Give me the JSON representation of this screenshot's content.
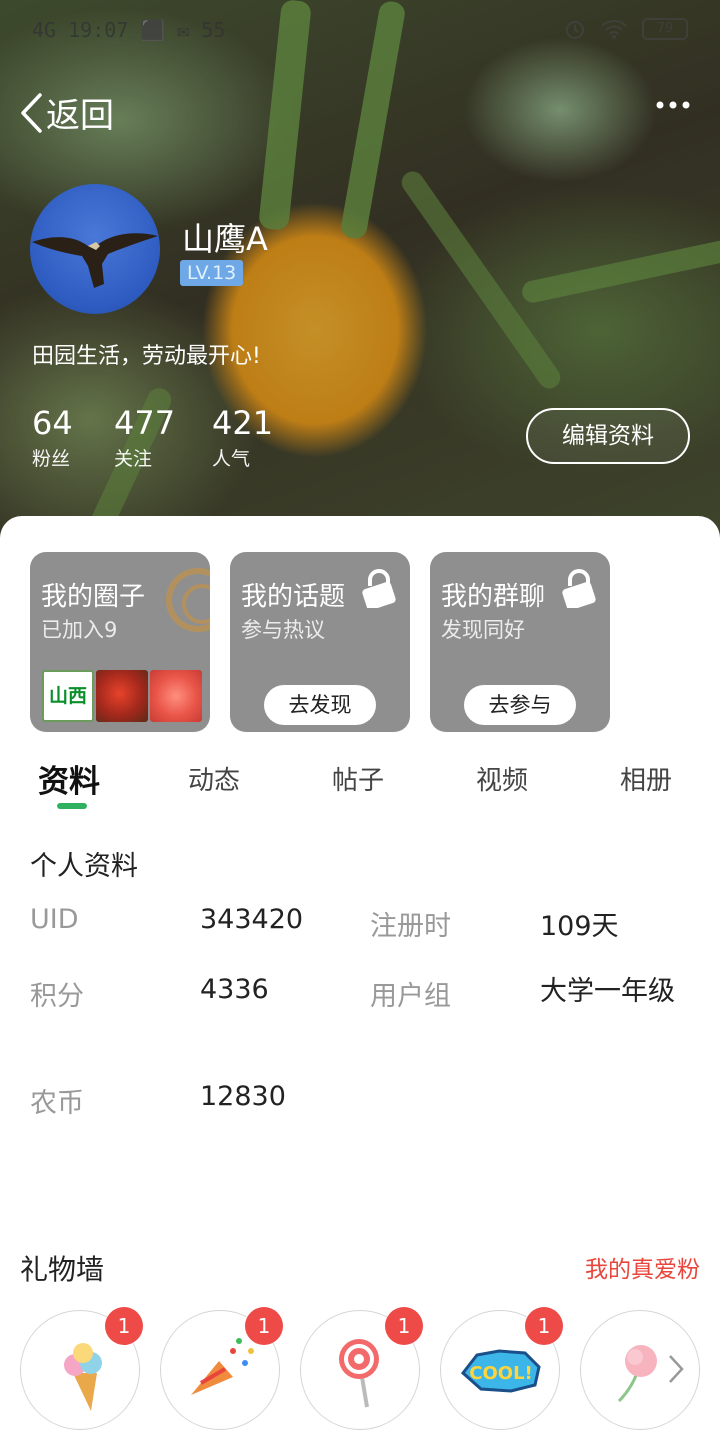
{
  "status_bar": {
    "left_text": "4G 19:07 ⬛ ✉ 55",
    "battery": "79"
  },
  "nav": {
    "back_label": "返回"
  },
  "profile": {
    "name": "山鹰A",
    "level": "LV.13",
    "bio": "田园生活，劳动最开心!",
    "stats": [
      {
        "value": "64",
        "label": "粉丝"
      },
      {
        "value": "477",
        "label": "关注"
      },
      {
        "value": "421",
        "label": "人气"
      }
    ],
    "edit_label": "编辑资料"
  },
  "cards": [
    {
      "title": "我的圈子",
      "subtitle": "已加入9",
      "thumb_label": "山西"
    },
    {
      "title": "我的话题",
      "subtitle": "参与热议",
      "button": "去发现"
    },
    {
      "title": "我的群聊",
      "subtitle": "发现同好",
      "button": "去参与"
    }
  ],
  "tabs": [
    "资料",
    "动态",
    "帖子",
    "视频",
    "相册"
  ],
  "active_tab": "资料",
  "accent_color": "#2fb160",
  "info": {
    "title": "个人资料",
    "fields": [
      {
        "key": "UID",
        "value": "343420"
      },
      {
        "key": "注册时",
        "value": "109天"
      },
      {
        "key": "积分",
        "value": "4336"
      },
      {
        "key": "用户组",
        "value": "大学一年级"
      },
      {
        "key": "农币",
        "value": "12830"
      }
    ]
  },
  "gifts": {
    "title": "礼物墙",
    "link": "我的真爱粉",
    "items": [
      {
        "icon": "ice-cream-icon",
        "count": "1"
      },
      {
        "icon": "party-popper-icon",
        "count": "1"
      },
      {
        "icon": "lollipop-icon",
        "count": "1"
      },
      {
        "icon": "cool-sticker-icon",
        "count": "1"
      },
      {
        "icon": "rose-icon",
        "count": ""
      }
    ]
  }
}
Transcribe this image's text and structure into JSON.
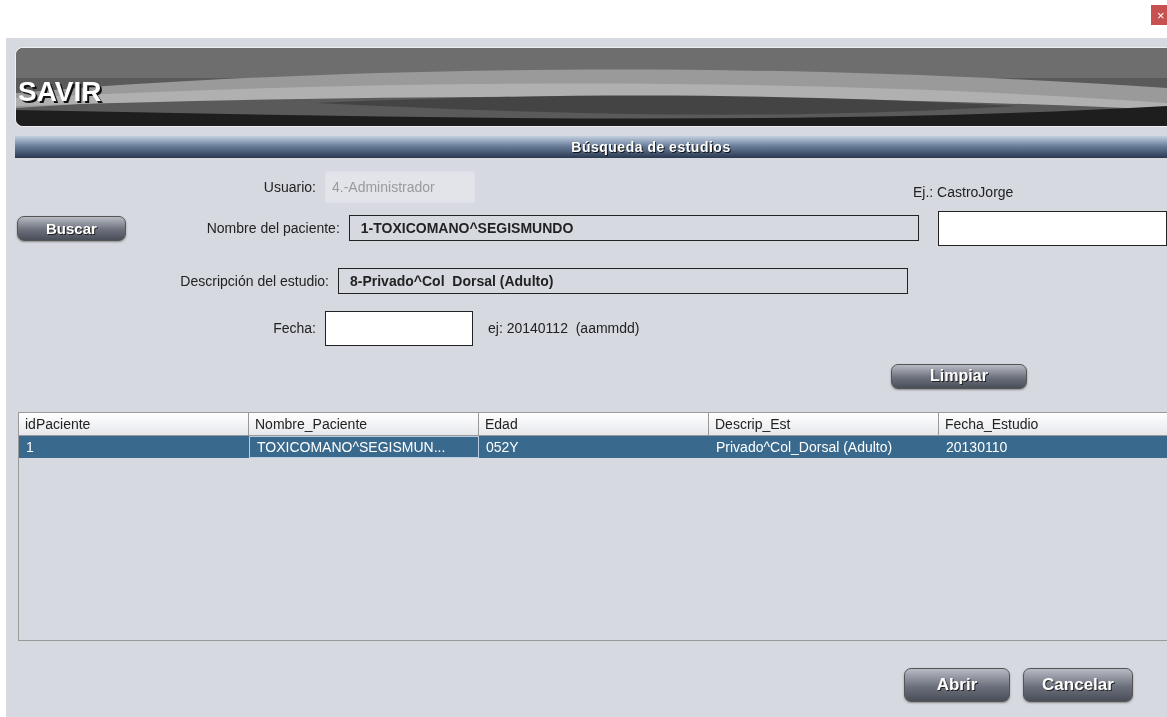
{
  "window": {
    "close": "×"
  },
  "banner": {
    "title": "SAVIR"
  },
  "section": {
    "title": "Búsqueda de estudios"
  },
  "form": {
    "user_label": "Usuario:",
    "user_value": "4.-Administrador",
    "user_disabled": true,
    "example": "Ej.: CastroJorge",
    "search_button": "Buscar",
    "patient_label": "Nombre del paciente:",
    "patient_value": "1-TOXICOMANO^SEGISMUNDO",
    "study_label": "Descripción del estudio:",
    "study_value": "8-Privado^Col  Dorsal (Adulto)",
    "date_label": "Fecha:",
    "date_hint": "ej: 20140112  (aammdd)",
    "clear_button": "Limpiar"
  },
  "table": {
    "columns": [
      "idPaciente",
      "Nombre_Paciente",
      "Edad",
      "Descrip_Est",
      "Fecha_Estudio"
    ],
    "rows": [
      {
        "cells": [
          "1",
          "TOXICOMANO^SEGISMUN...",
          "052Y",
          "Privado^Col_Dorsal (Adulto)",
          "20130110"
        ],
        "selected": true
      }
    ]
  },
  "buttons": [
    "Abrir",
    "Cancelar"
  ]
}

:: Problem details ::
Check each line of the entries for the string "Adulto". Copy the lines that have it.

:: Expected answer ::
    "study_value": "8-Privado^Col  Dorsal (Adulto)",
          "Privado^Col_Dorsal (Adulto)",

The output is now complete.